'''
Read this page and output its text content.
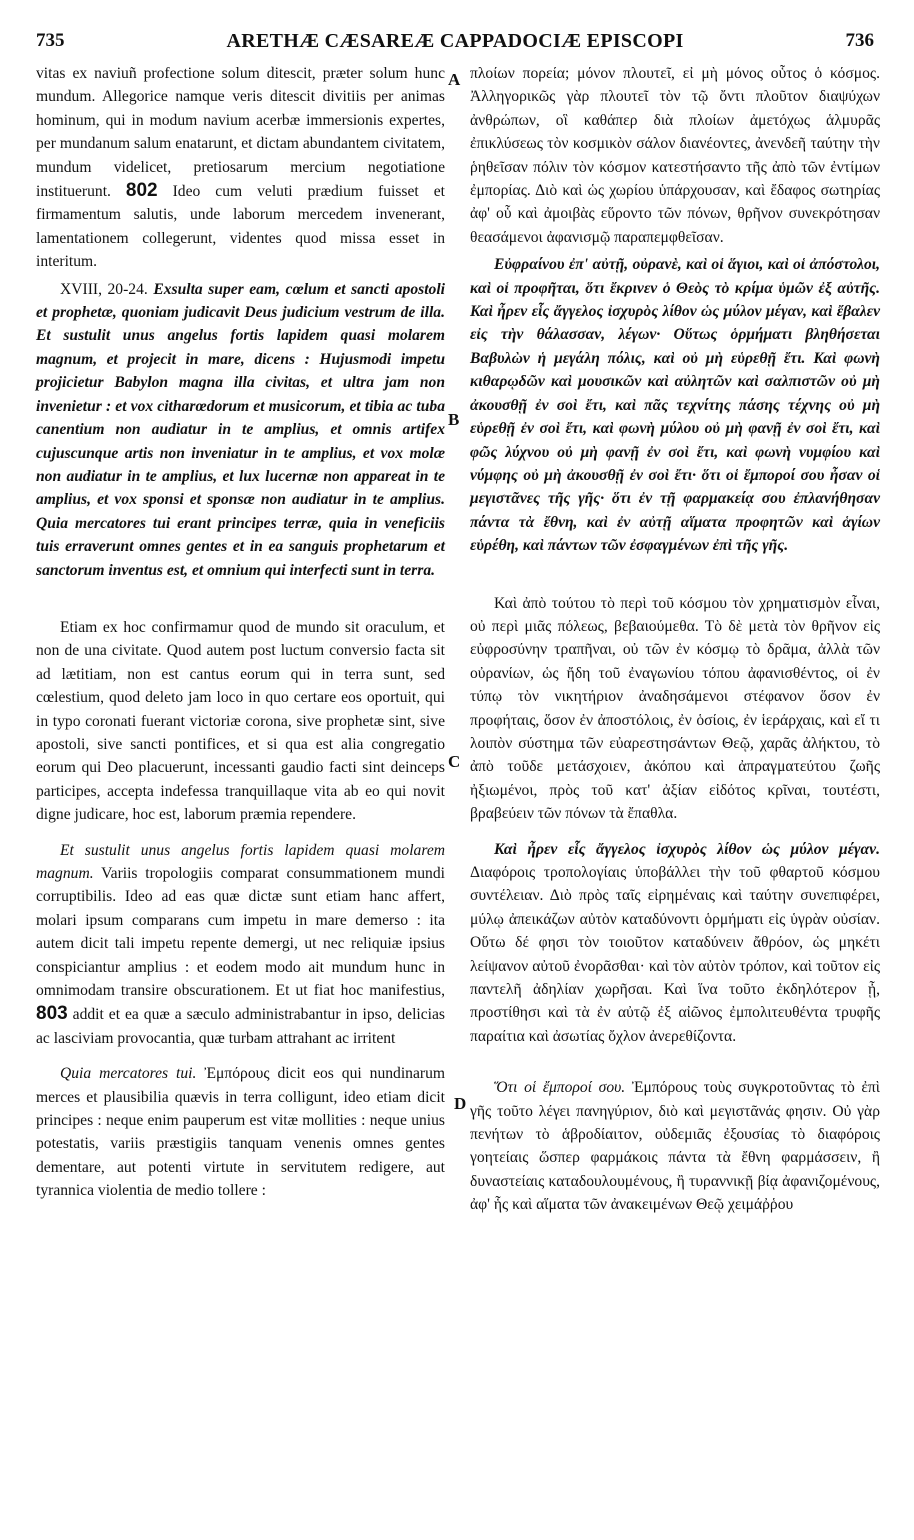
735	ARETHÆ CÆSAREÆ CAPPADOCIÆ EPISCOPI	736
A
B
C
D

vitas ex naviuñ profectione solum ditescit, præter solum hunc mundum. Allegorice namque veris ditescit divitiis per animas hominum, qui in modum navium acerbæ immersionis expertes, per mundanum salum enatarunt, et dictam abundantem civitatem, mundum videlicet, pretiosarum mercium negotiatione instituerunt. 802 Ideo cum veluti prædium fuisset et firmamentum salutis, unde laborum mercedem invenerant, lamentationem collegerunt, videntes quod missa esset in interitum.

XVIII, 20-24. Exsulta super eam, cœlum et sancti apostoli et prophetæ, quoniam judicavit Deus judicium vestrum de illa. Et sustulit unus angelus fortis lapidem quasi molarem magnum, et projecit in mare, dicens : Hujusmodi impetu projicietur Babylon magna illa civitas, et ultra jam non invenietur : et vox citharœdorum et musicorum, et tibia ac tuba canentium non audiatur in te amplius, et omnis artifex cujuscunque artis non inveniatur in te amplius, et vox molæ non audiatur in te amplius, et lux lucernæ non appareat in te amplius, et vox sponsi et sponsæ non audiatur in te amplius. Quia mercatores tui erant principes terræ, quia in veneficiis tuis erraverunt omnes gentes et in ea sanguis prophetarum et sanctorum inventus est, et omnium qui interfecti sunt in terra.

Etiam ex hoc confirmamur quod de mundo sit oraculum, et non de una civitate. Quod autem post luctum conversio facta sit ad lætitiam, non est cantus eorum qui in terra sunt, sed cœlestium, quod deleto jam loco in quo certare eos oportuit, qui in typo coronati fuerant victoriæ corona, sive prophetæ sint, sive apostoli, sive sancti pontifices, et si qua est alia congregatio eorum qui Deo placuerunt, incessanti gaudio facti sint deinceps participes, accepta indefessa tranquillaque vita ab eo qui novit digne judicare, hoc est, laborum præmia rependere.

Et sustulit unus angelus fortis lapidem quasi molarem magnum. Variis tropologiis comparat consummationem mundi corruptibilis. Ideo ad eas quæ dictæ sunt etiam hanc affert, molari ipsum comparans cum impetu in mare demerso : ita autem dicit tali impetu repente demergi, ut nec reliquiæ ipsius conspiciantur amplius : et eodem modo ait mundum hunc in omnimodam transire obscurationem. Et ut fiat hoc manifestius, 803 addit et ea quæ a sæculo administrabantur in ipso, delicias ac lasciviam provocantia, quæ turbam attrahant ac irritent

Quia mercatores tui. Ἐμπόρους dicit eos qui nundinarum merces et plausibilia quævis in terra colligunt, ideo etiam dicit principes : neque enim pauperum est vitæ mollities : neque unius potestatis, variis præstigiis tanquam venenis omnes gentes dementare, aut potenti virtute in servitutem redigere, aut tyrannica violentia de medio tollere :

πλοίων πορεία; μόνον πλουτεῖ, εἰ μὴ μόνος οὗτος ὁ κόσμος. Ἀλληγορικῶς γὰρ πλουτεῖ τὸν τῷ ὄντι πλοῦτον διαψύχων ἀνθρώπων, οἳ καθάπερ διὰ πλοίων ἀμετόχως ἁλμυρᾶς ἐπικλύσεως τὸν κοσμικὸν σάλον διανέοντες, ἀνενδεῆ ταύτην τὴν ῥηθεῖσαν πόλιν τὸν κόσμον κατεστήσαντο τῆς ἀπὸ τῶν ἐντίμων ἐμπορίας. Διὸ καὶ ὡς χωρίου ὑπάρχουσαν, καὶ ἔδαφος σωτηρίας ἀφ' οὗ καὶ ἀμοιβὰς εὕροντο τῶν πόνων, θρῆνον συνεκρότησαν θεασάμενοι ἀφανισμῷ παραπεμφθεῖσαν.

Εὐφραίνου ἐπ' αὐτῇ, οὐρανὲ, καὶ οἱ ἅγιοι, καὶ οἱ ἀπόστολοι, καὶ οἱ προφῆται, ὅτι ἔκρινεν ὁ Θεὸς τὸ κρίμα ὑμῶν ἐξ αὐτῆς. Καὶ ἦρεν εἷς ἄγγελος ἰσχυρὸς λίθον ὡς μύλον μέγαν, καὶ ἔβαλεν εἰς τὴν θάλασσαν, λέγων· Οὕτως ὁρμήματι βληθήσεται Βαβυλὼν ἡ μεγάλη πόλις, καὶ οὐ μὴ εὑρεθῇ ἔτι. Καὶ φωνὴ κιθαρῳδῶν καὶ μουσικῶν καὶ αὐλητῶν καὶ σαλπιστῶν οὐ μὴ ἀκουσθῇ ἐν σοὶ ἔτι, καὶ πᾶς τεχνίτης πάσης τέχνης οὐ μὴ εὑρεθῇ ἐν σοὶ ἔτι, καὶ φωνὴ μύλου οὐ μὴ φανῇ ἐν σοὶ ἔτι, καὶ φῶς λύχνου οὐ μὴ φανῇ ἐν σοὶ ἔτι, καὶ φωνὴ νυμφίου καὶ νύμφης οὐ μὴ ἀκουσθῇ ἐν σοὶ ἔτι· ὅτι οἱ ἔμποροί σου ἦσαν οἱ μεγιστᾶνες τῆς γῆς· ὅτι ἐν τῇ φαρμακείᾳ σου ἐπλανήθησαν πάντα τὰ ἔθνη, καὶ ἐν αὐτῇ αἵματα προφητῶν καὶ ἁγίων εὑρέθη, καὶ πάντων τῶν ἐσφαγμένων ἐπὶ τῆς γῆς.

Καὶ ἀπὸ τούτου τὸ περὶ τοῦ κόσμου τὸν χρηματισμὸν εἶναι, οὐ περὶ μιᾶς πόλεως, βεβαιούμεθα. Τὸ δὲ μετὰ τὸν θρῆνον εἰς εὐφροσύνην τραπῆναι, οὐ τῶν ἐν κόσμῳ τὸ δρᾶμα, ἀλλὰ τῶν οὐρανίων, ὡς ἤδη τοῦ ἐναγωνίου τόπου ἀφανισθέντος, οἱ ἐν τύπῳ τὸν νικητήριον ἀναδησάμενοι στέφανον ὅσον ἐν προφήταις, ὅσον ἐν ἀποστόλοις, ἐν ὁσίοις, ἐν ἱεράρχαις, καὶ εἴ τι λοιπὸν σύστημα τῶν εὐαρεστησάντων Θεῷ, χαρᾶς ἀλήκτου, τὸ ἀπὸ τοῦδε μετάσχοιεν, ἀκόπου καὶ ἀπραγματεύτου ζωῆς ἠξιωμένοι, πρὸς τοῦ κατ' ἀξίαν εἰδότος κρῖναι, τουτέστι, βραβεύειν τῶν πόνων τὰ ἔπαθλα.

Καὶ ἦρεν εἷς ἄγγελος ἰσχυρὸς λίθον ὡς μύλον μέγαν. Διαφόροις τροπολογίαις ὑποβάλλει τὴν τοῦ φθαρτοῦ κόσμου συντέλειαν. Διὸ πρὸς ταῖς εἰρημέναις καὶ ταύτην συνεπιφέρει, μύλῳ ἀπεικάζων αὐτὸν καταδύνοντι ὁρμήματι εἰς ὑγρὰν οὐσίαν. Οὕτω δέ φησι τὸν τοιοῦτον καταδύνειν ἄθρόον, ὡς μηκέτι λείψανον αὐτοῦ ἐνορᾶσθαι· καὶ τὸν αὐτὸν τρόπον, καὶ τοῦτον εἰς παντελῆ ἀδηλίαν χωρῆσαι. Καὶ ἵνα τοῦτο ἐκδηλότερον ᾖ, προστίθησι καὶ τὰ ἐν αὐτῷ ἐξ αἰῶνος ἐμπολιτευθέντα τρυφῆς παραίτια καὶ ἀσωτίας ὄχλον ἀνερεθίζοντα.

Ὅτι οἱ ἔμποροί σου. Ἐμπόρους τοὺς συγκροτοῦντας τὸ ἐπὶ γῆς τοῦτο λέγει πανηγύριον, διὸ καὶ μεγιστᾶνάς φησιν. Οὐ γὰρ πενήτων τὸ ἁβροδίαιτον, οὐδεμιᾶς ἐξουσίας τὸ διαφόροις γοητείαις ὥσπερ φαρμάκοις πάντα τὰ ἔθνη φαρμάσσειν, ἢ δυναστείαις καταδουλουμένους, ἢ τυραννικῇ βίᾳ ἀφανιζομένους, ἀφ' ἧς καὶ αἵματα τῶν ἀνακειμένων Θεῷ χειμάῤῥου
'''
Task » Looking at the records above, work out how many lines include the string "angelus". Give the number and nothing else.

Right answer » 2